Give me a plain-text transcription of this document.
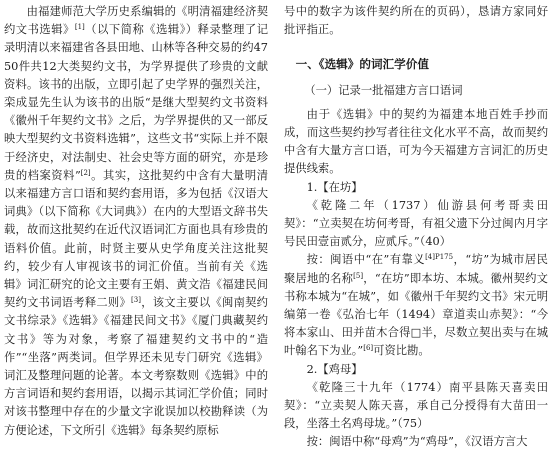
由福建师范大学历史系编辑的《明清福建经济契约文书选辑》[1]（以下简称《选辑》）释录整理了记录明清以来福建省各县田地、山林等各种交易的约4750件共12大类契约文书，为学界提供了珍贵的文献资料。该书的出版，立即引起了史学界的强烈关注，栾成显先生认为该书的出版“是继大型契约文书资料《徽州千年契约文书》之后，为学界提供的又一部反映大型契约文书资料选辑”，这些文书“实际上并不限于经济史，对法制史、社会史等方面的研究，亦是珍贵的档案资料”[2]。其实，这批契约中含有大量明清以来福建方言口语和契约套用语，多为包括《汉语大词典》（以下简称《大词典》）在内的大型语文辞书失载，故而这批契约在近代汉语词汇方面也具有珍贵的语料价值。此前，时贤主要从史学角度关注这批契约，较少有人审视该书的词汇价值。当前有关《选辑》词汇研究的论文主要有王娟、黄文浩《福建民间契约文书词语考释二则》[3]，该文主要以《闽南契约文书综录》《选辑》《福建民间文书》《厦门典藏契约文书》等为对象，考察了福建契约文书中的“造作”“坐落”两类词。但学界还未见专门研究《选辑》词汇及整理问题的论著。本文考察数则《选辑》中的方言词语和契约套用语，以揭示其词汇学价值；同时对该书整理中存在的少量文字讹误加以校勘释读（为方便论述，下文所引《选辑》每条契约原标

号中的数字为该件契约所在的页码），恳请方家同好批评指正。

一、《选辑》的词汇学价值

（一）记录一批福建方言口语词

由于《选辑》中的契约为福建本地百姓手抄而成，而这些契约抄写者往往文化水平不高，故而契约中含有大量方言口语，可为今天福建方言词汇的历史提供线索。

1.【在坊】

《乾隆二年（1737）仙游县何考哥卖田契》：“立卖契在坊何考哥，有祖父遗下分过闽内月字号民田壹亩贰分，应贰斥。”（40）

按：闽语中“在”有靠义$^{[4]P175}$，“坊”为城市居民聚居地的名称[5]，“在坊”即本坊、本城。徽州契约文书称本城为“在城”，如《徽州千年契约文书》宋元明编第一卷《弘治七年（1494）章道卖山赤契》：“今将本家山、田并苗木合得□半，尽数立契出卖与在城叶翰名下为业。”[6]可资比勘。

2.【鸡母】

《乾隆三十九年（1774）南平县陈天喜卖田契》：“立卖契人陈天喜，承自己分授得有大苗田一段，坐落土名鸡母垅。”（75）

按：闽语中称“母鸡”为“鸡母”，《汉语方言大
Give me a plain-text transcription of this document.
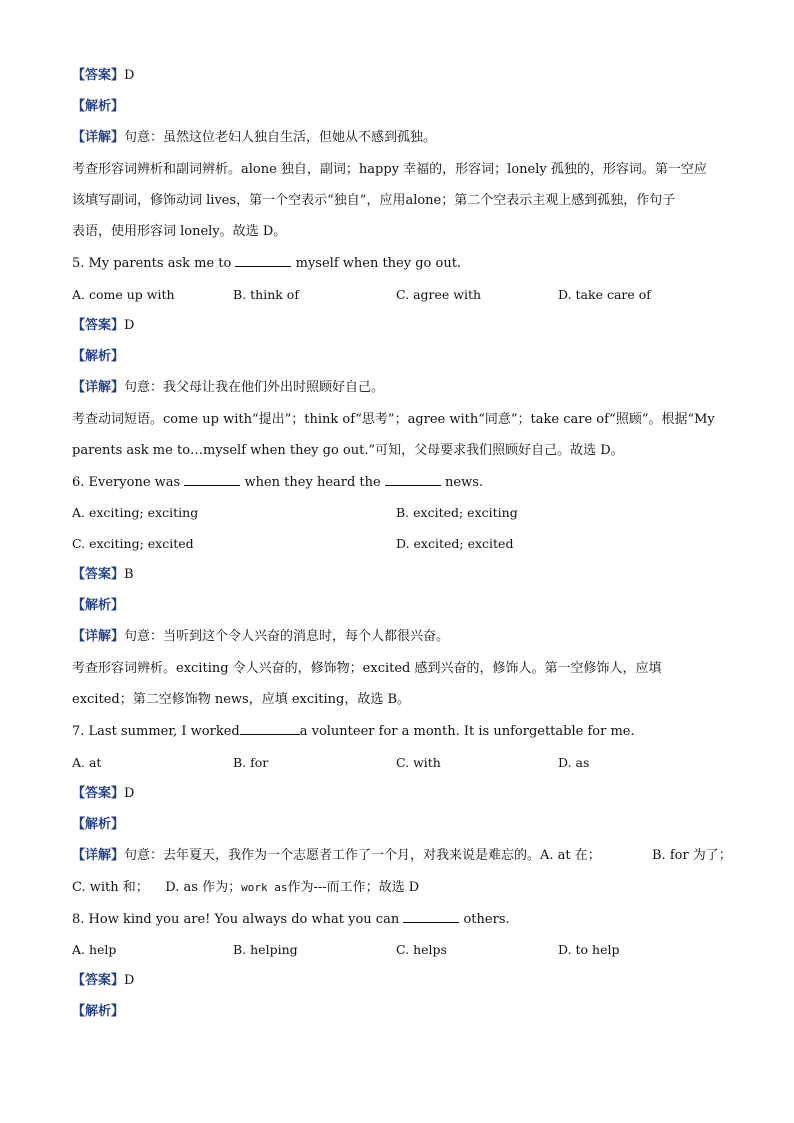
【答案】D
【解析】
【详解】句意：虽然这位老妇人独自生活，但她从不感到孤独。
考查形容词辨析和副词辨析。alone 独自，副词；happy 幸福的，形容词；lonely 孤独的，形容词。第一空应
该填写副词，修饰动词 lives，第一个空表示“独自”，应用alone；第二个空表示主观上感到孤独，作句子
表语，使用形容词 lonely。故选 D。
5. My parents ask me to	myself when they go out.
A. come up with	B. think of	C. agree with	D. take care of
【答案】D
【解析】
【详解】句意：我父母让我在他们外出时照顾好自己。
考查动词短语。come up with“提出”；think of“思考”；agree with“同意”；take care of“照顾”。根据“My
parents ask me to…myself when they go out.”可知，父母要求我们照顾好自己。故选 D。
6. Everyone was	when they heard the	news.
A. exciting; exciting	B. excited; exciting
C. exciting; excited	D. excited; excited
【答案】B
【解析】
【详解】句意：当听到这个令人兴奋的消息时，每个人都很兴奋。
考查形容词辨析。exciting 令人兴奋的，修饰物；excited 感到兴奋的，修饰人。第一空修饰人，应填
excited；第二空修饰物 news，应填 exciting，故选 B。
7. Last summer, I worked	a volunteer for a month. It is unforgettable for me.
A. at	B. for	C. with	D. as
【答案】D
【解析】
【详解】句意：去年夏天，我作为一个志愿者工作了一个月，对我来说是难忘的。A. at 在；	B. for 为了；
C. with 和； D. as 作为；work as作为---而工作；故选 D
8. How kind you are! You always do what you can	others.
A. help	B. helping	C. helps	D. to help
【答案】D
【解析】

▶ **WHAT YOU SHOULD DO**: Write out each line again precisely as it appears, skipping every picture.

▶ **SOLUTION TO THIS PROBLEM**:
Give me a plain-text transcription of this document.
由福建师范大学历史系编辑的《明清福建经济契约文书选辑》[1]（以下简称《选辑》）释录整理了记录明清以来福建省各县田地、山林等各种交易的约4750件共12大类契约文书，为学界提供了珍贵的文献资料。该书的出版，立即引起了史学界的强烈关注，栾成显先生认为该书的出版“是继大型契约文书资料《徽州千年契约文书》之后，为学界提供的又一部反映大型契约文书资料选辑”，这些文书“实际上并不限于经济史，对法制史、社会史等方面的研究，亦是珍贵的档案资料”[2]。其实，这批契约中含有大量明清以来福建方言口语和契约套用语，多为包括《汉语大词典》（以下简称《大词典》）在内的大型语文辞书失载，故而这批契约在近代汉语词汇方面也具有珍贵的语料价值。此前，时贤主要从史学角度关注这批契约，较少有人审视该书的词汇价值。当前有关《选辑》词汇研究的论文主要有王娟、黄文浩《福建民间契约文书词语考释二则》[3]，该文主要以《闽南契约文书综录》《选辑》《福建民间文书》《厦门典藏契约文书》等为对象，考察了福建契约文书中的“造作”“坐落”两类词。但学界还未见专门研究《选辑》词汇及整理问题的论著。本文考察数则《选辑》中的方言词语和契约套用语，以揭示其词汇学价值；同时对该书整理中存在的少量文字讹误加以校勘释读（为方便论述，下文所引《选辑》每条契约原标

号中的数字为该件契约所在的页码），恳请方家同好批评指正。

一、《选辑》的词汇学价值

（一）记录一批福建方言口语词

由于《选辑》中的契约为福建本地百姓手抄而成，而这些契约抄写者往往文化水平不高，故而契约中含有大量方言口语，可为今天福建方言词汇的历史提供线索。

1.【在坊】

《乾隆二年（1737）仙游县何考哥卖田契》：“立卖契在坊何考哥，有祖父遗下分过闽内月字号民田壹亩贰分，应贰斥。”（40）

按：闽语中“在”有靠义$^{[4]P175}$，“坊”为城市居民聚居地的名称[5]，“在坊”即本坊、本城。徽州契约文书称本城为“在城”，如《徽州千年契约文书》宋元明编第一卷《弘治七年（1494）章道卖山赤契》：“今将本家山、田并苗木合得□半，尽数立契出卖与在城叶翰名下为业。”[6]可资比勘。

2.【鸡母】

《乾隆三十九年（1774）南平县陈天喜卖田契》：“立卖契人陈天喜，承自己分授得有大苗田一段，坐落土名鸡母垅。”（75）

按：闽语中称“母鸡”为“鸡母”，《汉语方言大
Give me a plain-text transcription of this document.
【答案】D
【解析】
【详解】句意：虽然这位老妇人独自生活，但她从不感到孤独。
考查形容词辨析和副词辨析。alone 独自，副词；happy 幸福的，形容词；lonely 孤独的，形容词。第一空应
该填写副词，修饰动词 lives，第一个空表示“独自”，应用alone；第二个空表示主观上感到孤独，作句子
表语，使用形容词 lonely。故选 D。
5. My parents ask me to	myself when they go out.
A. come up with	B. think of	C. agree with	D. take care of
【答案】D
【解析】
【详解】句意：我父母让我在他们外出时照顾好自己。
考查动词短语。come up with“提出”；think of“思考”；agree with“同意”；take care of“照顾”。根据“My
parents ask me to…myself when they go out.”可知，父母要求我们照顾好自己。故选 D。
6. Everyone was	when they heard the	news.
A. exciting; exciting	B. excited; exciting
C. exciting; excited	D. excited; excited
【答案】B
【解析】
【详解】句意：当听到这个令人兴奋的消息时，每个人都很兴奋。
考查形容词辨析。exciting 令人兴奋的，修饰物；excited 感到兴奋的，修饰人。第一空修饰人，应填
excited；第二空修饰物 news，应填 exciting，故选 B。
7. Last summer, I worked	a volunteer for a month. It is unforgettable for me.
A. at	B. for	C. with	D. as
【答案】D
【解析】
【详解】句意：去年夏天，我作为一个志愿者工作了一个月，对我来说是难忘的。A. at 在；	B. for 为了；
C. with 和； D. as 作为；work as作为---而工作；故选 D
8. How kind you are! You always do what you can	others.
A. help	B. helping	C. helps	D. to help
【答案】D
【解析】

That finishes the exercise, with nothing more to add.